- _Instruction_: Select the lines below containing the word "series".

- _Information shown_:
▬▬▬▬▬▬

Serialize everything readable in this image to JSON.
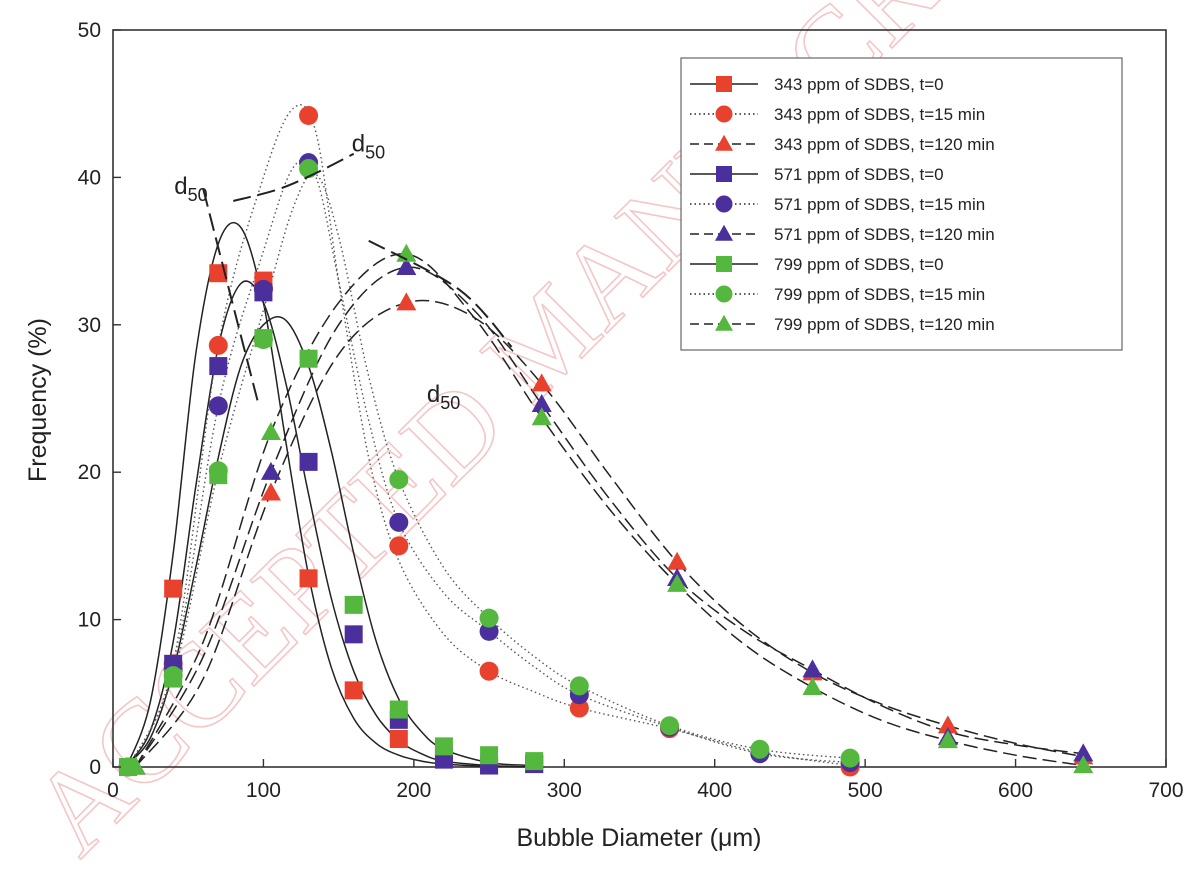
{
  "chart_data": {
    "type": "scatter",
    "title": "",
    "xlabel": "Bubble Diameter (μm)",
    "ylabel": "Frequency (%)",
    "xlim": [
      0,
      700
    ],
    "ylim": [
      0,
      50
    ],
    "xticks": [
      0,
      100,
      200,
      300,
      400,
      500,
      600,
      700
    ],
    "yticks": [
      0,
      10,
      20,
      30,
      40,
      50
    ],
    "grid": false,
    "legend_position": "top-right",
    "series": [
      {
        "name": "343 ppm of SDBS, t=0",
        "color": "#e8412e",
        "marker": "square",
        "line": "solid",
        "x": [
          10,
          40,
          70,
          100,
          130,
          160,
          190,
          220,
          250,
          280
        ],
        "y": [
          0,
          12.1,
          33.5,
          33.0,
          12.8,
          5.2,
          1.9,
          0.8,
          0.1,
          0.2
        ]
      },
      {
        "name": "343 ppm of SDBS, t=15 min",
        "color": "#e8412e",
        "marker": "circle",
        "line": "dotted",
        "x": [
          10,
          40,
          70,
          100,
          130,
          190,
          250,
          310,
          370,
          430,
          490
        ],
        "y": [
          0,
          7.0,
          28.6,
          32.5,
          44.2,
          15.0,
          6.5,
          4.0,
          2.6,
          1.0,
          0.0
        ]
      },
      {
        "name": "343 ppm of SDBS, t=120 min",
        "color": "#e8412e",
        "marker": "triangle",
        "line": "dashed",
        "x": [
          15,
          105,
          195,
          285,
          375,
          465,
          555,
          645
        ],
        "y": [
          0,
          18.6,
          31.5,
          26.0,
          13.9,
          6.4,
          2.8,
          0.7
        ]
      },
      {
        "name": "571 ppm of SDBS, t=0",
        "color": "#4b2f9c",
        "marker": "square",
        "line": "solid",
        "x": [
          10,
          40,
          70,
          100,
          130,
          160,
          190,
          220,
          250,
          280
        ],
        "y": [
          0,
          7.0,
          27.2,
          32.2,
          20.7,
          9.0,
          3.2,
          0.5,
          0.1,
          0.2
        ]
      },
      {
        "name": "571 ppm of SDBS, t=15 min",
        "color": "#4b2f9c",
        "marker": "circle",
        "line": "dotted",
        "x": [
          10,
          40,
          70,
          100,
          130,
          190,
          250,
          310,
          370,
          430,
          490
        ],
        "y": [
          0,
          6.6,
          24.5,
          32.4,
          41.0,
          16.6,
          9.2,
          4.9,
          2.7,
          0.9,
          0.3
        ]
      },
      {
        "name": "571 ppm of SDBS, t=120 min",
        "color": "#4b2f9c",
        "marker": "triangle",
        "line": "dashed",
        "x": [
          15,
          105,
          195,
          285,
          375,
          465,
          555,
          645
        ],
        "y": [
          0,
          20.0,
          33.9,
          24.6,
          12.8,
          6.6,
          2.0,
          0.9
        ]
      },
      {
        "name": "799 ppm of SDBS, t=0",
        "color": "#55b83e",
        "marker": "square",
        "line": "solid",
        "x": [
          10,
          40,
          70,
          100,
          130,
          160,
          190,
          220,
          250,
          280
        ],
        "y": [
          0,
          6.0,
          19.8,
          29.1,
          27.7,
          11.0,
          3.9,
          1.4,
          0.8,
          0.4
        ]
      },
      {
        "name": "799 ppm of SDBS, t=15 min",
        "color": "#55b83e",
        "marker": "circle",
        "line": "dotted",
        "x": [
          10,
          40,
          70,
          100,
          130,
          190,
          250,
          310,
          370,
          430,
          490
        ],
        "y": [
          0,
          6.2,
          20.1,
          29.0,
          40.6,
          19.5,
          10.1,
          5.5,
          2.8,
          1.2,
          0.6
        ]
      },
      {
        "name": "799 ppm of SDBS, t=120 min",
        "color": "#55b83e",
        "marker": "triangle",
        "line": "dashed",
        "x": [
          15,
          105,
          195,
          285,
          375,
          465,
          555,
          645
        ],
        "y": [
          0,
          22.7,
          34.8,
          23.7,
          12.4,
          5.4,
          1.8,
          0.1
        ]
      }
    ],
    "fit_curves": [
      {
        "series": "343 ppm of SDBS, t=0",
        "line": "solid",
        "x": [
          10,
          25,
          40,
          55,
          70,
          85,
          100,
          115,
          130,
          145,
          160,
          175,
          190,
          205,
          220,
          250,
          280
        ],
        "y": [
          0.2,
          4.5,
          14.5,
          28,
          35.5,
          36.6,
          31.5,
          22,
          13,
          6.8,
          3.3,
          1.6,
          0.8,
          0.4,
          0.2,
          0.05,
          0
        ]
      },
      {
        "series": "571 ppm of SDBS, t=0",
        "line": "solid",
        "x": [
          10,
          25,
          40,
          55,
          70,
          85,
          100,
          115,
          130,
          145,
          160,
          175,
          190,
          205,
          220,
          250,
          280
        ],
        "y": [
          0.2,
          2.5,
          8.5,
          19,
          28.5,
          32.8,
          31.5,
          26,
          18.5,
          11.5,
          6.5,
          3.5,
          1.8,
          0.9,
          0.4,
          0.1,
          0
        ]
      },
      {
        "series": "799 ppm of SDBS, t=0",
        "line": "solid",
        "x": [
          10,
          25,
          40,
          55,
          70,
          85,
          100,
          115,
          130,
          145,
          160,
          175,
          190,
          205,
          220,
          250,
          280
        ],
        "y": [
          0.2,
          2,
          6.5,
          13.5,
          21,
          27.2,
          30,
          30.3,
          27.2,
          21.5,
          14.5,
          8.5,
          4.6,
          2.4,
          1.2,
          0.3,
          0.1
        ]
      },
      {
        "series": "343 ppm of SDBS, t=15 min",
        "line": "dotted",
        "x": [
          10,
          40,
          70,
          100,
          120,
          135,
          150,
          170,
          190,
          220,
          250,
          280,
          310,
          370,
          430,
          490
        ],
        "y": [
          0,
          7.0,
          28.6,
          40,
          44.7,
          43,
          33,
          21,
          14,
          9.0,
          6.5,
          5.1,
          4.0,
          2.6,
          1.0,
          0.1
        ]
      },
      {
        "series": "571 ppm of SDBS, t=15 min",
        "line": "dotted",
        "x": [
          10,
          40,
          70,
          100,
          120,
          135,
          150,
          170,
          190,
          220,
          250,
          280,
          310,
          370,
          430,
          490
        ],
        "y": [
          0,
          6.6,
          24.5,
          35,
          40.7,
          40,
          33,
          23.5,
          16.6,
          11.8,
          9.2,
          6.8,
          4.9,
          2.7,
          0.9,
          0.3
        ]
      },
      {
        "series": "799 ppm of SDBS, t=15 min",
        "line": "dotted",
        "x": [
          10,
          40,
          70,
          100,
          120,
          135,
          150,
          170,
          190,
          220,
          250,
          280,
          310,
          370,
          430,
          490
        ],
        "y": [
          0,
          6.2,
          20.1,
          31,
          38,
          40.2,
          36,
          26.5,
          19.5,
          13.5,
          10.1,
          7.5,
          5.5,
          2.8,
          1.2,
          0.6
        ]
      },
      {
        "series": "343 ppm of SDBS, t=120 min",
        "line": "dashed",
        "x": [
          15,
          60,
          105,
          150,
          195,
          240,
          285,
          330,
          375,
          420,
          465,
          510,
          555,
          600,
          645
        ],
        "y": [
          0,
          6,
          18.6,
          28,
          31.5,
          30.5,
          26.0,
          19.8,
          13.9,
          9.5,
          6.4,
          4.3,
          2.8,
          1.6,
          0.7
        ]
      },
      {
        "series": "571 ppm of SDBS, t=120 min",
        "line": "dashed",
        "x": [
          15,
          60,
          105,
          150,
          195,
          240,
          285,
          330,
          375,
          420,
          465,
          510,
          555,
          600,
          645
        ],
        "y": [
          0,
          7.5,
          20.0,
          30,
          33.9,
          31,
          24.6,
          18.2,
          12.8,
          9.2,
          6.6,
          4.2,
          2.4,
          1.5,
          0.9
        ]
      },
      {
        "series": "799 ppm of SDBS, t=120 min",
        "line": "dashed",
        "x": [
          15,
          60,
          105,
          150,
          195,
          240,
          285,
          330,
          375,
          420,
          465,
          510,
          555,
          600,
          645
        ],
        "y": [
          0,
          8.5,
          22.7,
          31.5,
          34.8,
          30.5,
          23.7,
          17.5,
          12.4,
          8.3,
          5.4,
          3.2,
          1.8,
          0.8,
          0.1
        ]
      }
    ],
    "annotations": [
      {
        "text": "d",
        "subscript": "50",
        "x": 50,
        "y": 39.4,
        "leader": {
          "x": [
            60,
            97
          ],
          "y": [
            39.2,
            24.5
          ]
        }
      },
      {
        "text": "d",
        "subscript": "50",
        "x": 168,
        "y": 42.3,
        "leader": {
          "x": [
            80,
            110,
            135,
            160
          ],
          "y": [
            38.4,
            39.2,
            40.3,
            41.6
          ]
        }
      },
      {
        "text": "d",
        "subscript": "50",
        "x": 218,
        "y": 25.3,
        "leader": {
          "x": [
            170,
            230,
            265
          ],
          "y": [
            35.7,
            32.4,
            28.5
          ]
        }
      }
    ]
  },
  "watermark": "ACCEPTED MANUSCRIPT"
}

▬▬▬▬▬▬

- _Response to this task_:
    "series": [
        "series": "343 ppm of SDBS, t=0",
        "series": "571 ppm of SDBS, t=0",
        "series": "799 ppm of SDBS, t=0",
        "series": "343 ppm of SDBS, t=15 min",
        "series": "571 ppm of SDBS, t=15 min",
        "series": "799 ppm of SDBS, t=15 min",
        "series": "343 ppm of SDBS, t=120 min",
        "series": "571 ppm of SDBS, t=120 min",
        "series": "799 ppm of SDBS, t=120 min",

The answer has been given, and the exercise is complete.